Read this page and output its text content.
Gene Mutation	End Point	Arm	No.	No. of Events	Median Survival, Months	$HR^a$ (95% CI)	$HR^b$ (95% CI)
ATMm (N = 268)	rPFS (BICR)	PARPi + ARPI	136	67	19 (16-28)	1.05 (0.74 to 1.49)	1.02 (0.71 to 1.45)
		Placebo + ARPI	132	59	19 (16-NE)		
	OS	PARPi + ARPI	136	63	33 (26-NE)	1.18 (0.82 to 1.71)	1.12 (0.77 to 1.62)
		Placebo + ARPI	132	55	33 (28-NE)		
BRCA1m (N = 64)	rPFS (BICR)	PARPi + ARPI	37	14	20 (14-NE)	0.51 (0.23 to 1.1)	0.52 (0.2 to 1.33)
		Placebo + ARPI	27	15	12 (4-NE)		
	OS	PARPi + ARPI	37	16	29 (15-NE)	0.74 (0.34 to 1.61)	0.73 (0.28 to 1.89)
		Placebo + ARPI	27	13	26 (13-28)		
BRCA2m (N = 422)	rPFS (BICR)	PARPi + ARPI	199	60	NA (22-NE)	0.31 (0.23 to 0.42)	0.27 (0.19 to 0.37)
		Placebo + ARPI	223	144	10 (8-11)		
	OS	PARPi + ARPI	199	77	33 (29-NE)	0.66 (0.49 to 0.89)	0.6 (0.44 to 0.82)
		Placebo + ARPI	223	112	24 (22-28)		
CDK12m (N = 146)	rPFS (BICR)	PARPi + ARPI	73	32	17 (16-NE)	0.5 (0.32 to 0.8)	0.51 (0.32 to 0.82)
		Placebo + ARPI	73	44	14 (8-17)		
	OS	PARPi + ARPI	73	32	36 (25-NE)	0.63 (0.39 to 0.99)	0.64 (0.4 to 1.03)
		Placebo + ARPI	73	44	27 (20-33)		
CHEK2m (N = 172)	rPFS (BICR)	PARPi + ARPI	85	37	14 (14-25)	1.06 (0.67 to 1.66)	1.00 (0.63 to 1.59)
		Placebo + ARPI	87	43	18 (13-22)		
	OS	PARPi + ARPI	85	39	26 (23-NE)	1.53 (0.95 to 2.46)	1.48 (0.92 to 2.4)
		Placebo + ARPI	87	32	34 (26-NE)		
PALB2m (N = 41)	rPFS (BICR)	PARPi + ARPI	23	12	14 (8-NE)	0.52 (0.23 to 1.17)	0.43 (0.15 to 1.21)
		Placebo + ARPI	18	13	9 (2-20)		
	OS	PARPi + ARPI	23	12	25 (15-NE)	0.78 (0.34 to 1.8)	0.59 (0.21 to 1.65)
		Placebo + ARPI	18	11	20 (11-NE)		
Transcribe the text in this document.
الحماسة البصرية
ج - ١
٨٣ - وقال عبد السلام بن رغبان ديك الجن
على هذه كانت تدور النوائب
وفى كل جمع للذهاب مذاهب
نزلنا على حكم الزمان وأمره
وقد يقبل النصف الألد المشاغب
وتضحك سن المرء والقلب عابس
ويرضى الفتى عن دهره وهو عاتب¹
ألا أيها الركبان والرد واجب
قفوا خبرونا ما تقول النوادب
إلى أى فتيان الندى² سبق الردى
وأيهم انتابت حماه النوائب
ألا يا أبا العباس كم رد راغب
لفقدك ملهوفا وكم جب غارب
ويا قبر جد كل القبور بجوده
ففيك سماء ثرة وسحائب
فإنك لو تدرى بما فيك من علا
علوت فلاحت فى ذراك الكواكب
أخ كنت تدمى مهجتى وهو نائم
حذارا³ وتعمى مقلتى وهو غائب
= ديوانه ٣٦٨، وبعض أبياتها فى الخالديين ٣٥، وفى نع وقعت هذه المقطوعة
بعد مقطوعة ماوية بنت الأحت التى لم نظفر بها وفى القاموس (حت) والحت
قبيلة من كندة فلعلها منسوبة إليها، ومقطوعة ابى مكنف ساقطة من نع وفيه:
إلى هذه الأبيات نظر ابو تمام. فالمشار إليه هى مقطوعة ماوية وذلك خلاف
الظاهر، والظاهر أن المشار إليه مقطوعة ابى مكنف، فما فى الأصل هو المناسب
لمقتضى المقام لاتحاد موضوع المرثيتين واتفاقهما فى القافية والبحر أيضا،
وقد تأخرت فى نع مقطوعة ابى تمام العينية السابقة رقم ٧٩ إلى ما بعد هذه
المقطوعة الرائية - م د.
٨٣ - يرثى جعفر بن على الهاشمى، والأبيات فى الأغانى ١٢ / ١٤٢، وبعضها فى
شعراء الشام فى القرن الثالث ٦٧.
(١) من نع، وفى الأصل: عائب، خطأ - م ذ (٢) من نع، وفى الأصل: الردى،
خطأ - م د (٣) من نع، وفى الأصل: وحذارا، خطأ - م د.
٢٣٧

____________

--- Direction ---
Write out the entire listing exactly.

--- Completed exercise ---
Read this page and output its text content.
Gene Mutation	End Point	Arm	No.	No. of Events	Median Survival, Months	$HR^a$ (95% CI)	$HR^b$ (95% CI)
ATMm (N = 268)	rPFS (BICR)	PARPi + ARPI	136	67	19 (16-28)	1.05 (0.74 to 1.49)	1.02 (0.71 to 1.45)
		Placebo + ARPI	132	59	19 (16-NE)		
	OS	PARPi + ARPI	136	63	33 (26-NE)	1.18 (0.82 to 1.71)	1.12 (0.77 to 1.62)
		Placebo + ARPI	132	55	33 (28-NE)		
BRCA1m (N = 64)	rPFS (BICR)	PARPi + ARPI	37	14	20 (14-NE)	0.51 (0.23 to 1.1)	0.52 (0.2 to 1.33)
		Placebo + ARPI	27	15	12 (4-NE)		
	OS	PARPi + ARPI	37	16	29 (15-NE)	0.74 (0.34 to 1.61)	0.73 (0.28 to 1.89)
		Placebo + ARPI	27	13	26 (13-28)		
BRCA2m (N = 422)	rPFS (BICR)	PARPi + ARPI	199	60	NA (22-NE)	0.31 (0.23 to 0.42)	0.27 (0.19 to 0.37)
		Placebo + ARPI	223	144	10 (8-11)		
	OS	PARPi + ARPI	199	77	33 (29-NE)	0.66 (0.49 to 0.89)	0.6 (0.44 to 0.82)
		Placebo + ARPI	223	112	24 (22-28)		
CDK12m (N = 146)	rPFS (BICR)	PARPi + ARPI	73	32	17 (16-NE)	0.5 (0.32 to 0.8)	0.51 (0.32 to 0.82)
		Placebo + ARPI	73	44	14 (8-17)		
	OS	PARPi + ARPI	73	32	36 (25-NE)	0.63 (0.39 to 0.99)	0.64 (0.4 to 1.03)
		Placebo + ARPI	73	44	27 (20-33)		
CHEK2m (N = 172)	rPFS (BICR)	PARPi + ARPI	85	37	14 (14-25)	1.06 (0.67 to 1.66)	1.00 (0.63 to 1.59)
		Placebo + ARPI	87	43	18 (13-22)		
	OS	PARPi + ARPI	85	39	26 (23-NE)	1.53 (0.95 to 2.46)	1.48 (0.92 to 2.4)
		Placebo + ARPI	87	32	34 (26-NE)		
PALB2m (N = 41)	rPFS (BICR)	PARPi + ARPI	23	12	14 (8-NE)	0.52 (0.23 to 1.17)	0.43 (0.15 to 1.21)
		Placebo + ARPI	18	13	9 (2-20)		
	OS	PARPi + ARPI	23	12	25 (15-NE)	0.78 (0.34 to 1.8)	0.59 (0.21 to 1.65)
		Placebo + ARPI	18	11	20 (11-NE)		
Transcribe the text in this document.
الحماسة البصرية
ج - ١
٨٣ - وقال عبد السلام بن رغبان ديك الجن
على هذه كانت تدور النوائب
وفى كل جمع للذهاب مذاهب
نزلنا على حكم الزمان وأمره
وقد يقبل النصف الألد المشاغب
وتضحك سن المرء والقلب عابس
ويرضى الفتى عن دهره وهو عاتب¹
ألا أيها الركبان والرد واجب
قفوا خبرونا ما تقول النوادب
إلى أى فتيان الندى² سبق الردى
وأيهم انتابت حماه النوائب
ألا يا أبا العباس كم رد راغب
لفقدك ملهوفا وكم جب غارب
ويا قبر جد كل القبور بجوده
ففيك سماء ثرة وسحائب
فإنك لو تدرى بما فيك من علا
علوت فلاحت فى ذراك الكواكب
أخ كنت تدمى مهجتى وهو نائم
حذارا³ وتعمى مقلتى وهو غائب
= ديوانه ٣٦٨، وبعض أبياتها فى الخالديين ٣٥، وفى نع وقعت هذه المقطوعة
بعد مقطوعة ماوية بنت الأحت التى لم نظفر بها وفى القاموس (حت) والحت
قبيلة من كندة فلعلها منسوبة إليها، ومقطوعة ابى مكنف ساقطة من نع وفيه:
إلى هذه الأبيات نظر ابو تمام. فالمشار إليه هى مقطوعة ماوية وذلك خلاف
الظاهر، والظاهر أن المشار إليه مقطوعة ابى مكنف، فما فى الأصل هو المناسب
لمقتضى المقام لاتحاد موضوع المرثيتين واتفاقهما فى القافية والبحر أيضا،
وقد تأخرت فى نع مقطوعة ابى تمام العينية السابقة رقم ٧٩ إلى ما بعد هذه
المقطوعة الرائية - م د.
٨٣ - يرثى جعفر بن على الهاشمى، والأبيات فى الأغانى ١٢ / ١٤٢، وبعضها فى
شعراء الشام فى القرن الثالث ٦٧.
(١) من نع، وفى الأصل: عائب، خطأ - م ذ (٢) من نع، وفى الأصل: الردى،
خطأ - م د (٣) من نع، وفى الأصل: وحذارا، خطأ - م د.
٢٣٧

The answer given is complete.